*THE REQUEST*: Swap "urban legend" for "rumor" in the post below about the LGBT acronym, and give everything from "I kind of laugh" down to "Intersexed and Questioning." with that change.

*PROVIDED TEXT*:
▬▬▬▬▬▬▬▬▬▬
I kind of laugh at it now. It used to be GLBT (Gays, Lesbians, Bisexuals, and Transgendered). Then, according to what I've been told, there was some event somewhere (I think Chicago) where lesbians were angry over the G coming before the L. They threatened to walk out. So it was changed to LGBT. That could be an urban legend, but that's the story I heard - and the reason it is now LGBT. Later on I and Q were added for Intersexed and Questioning.

I'm waiting for more letters to show up, we need at least one more: "A" for Allies. :P

LGBTIQA! (Pronounced: Lug-be-tick-a!)

Yes, it's crazy - I know. By the time I'm in my nineties we're going to just start with A and end with Z, and call it the queer alphabet.
▬▬▬▬▬▬▬▬▬▬
*DATA EXTRACT*:
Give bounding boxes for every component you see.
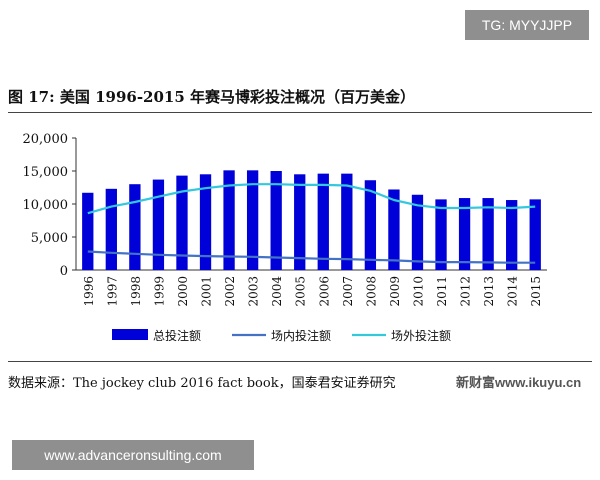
▬▬▬▬▬▬▬▬▬▬
*WRITTEN RESPONSE*:
I kind of laugh at it now. It used to be GLBT (Gays, Lesbians, Bisexuals, and Transgendered). Then, according to what I've been told, there was some event somewhere (I think Chicago) where lesbians were angry over the G coming before the L. They threatened to walk out. So it was changed to LGBT. That could be an rumor, but that's the story I heard - and the reason it is now LGBT. Later on I and Q were added for Intersexed and Questioning.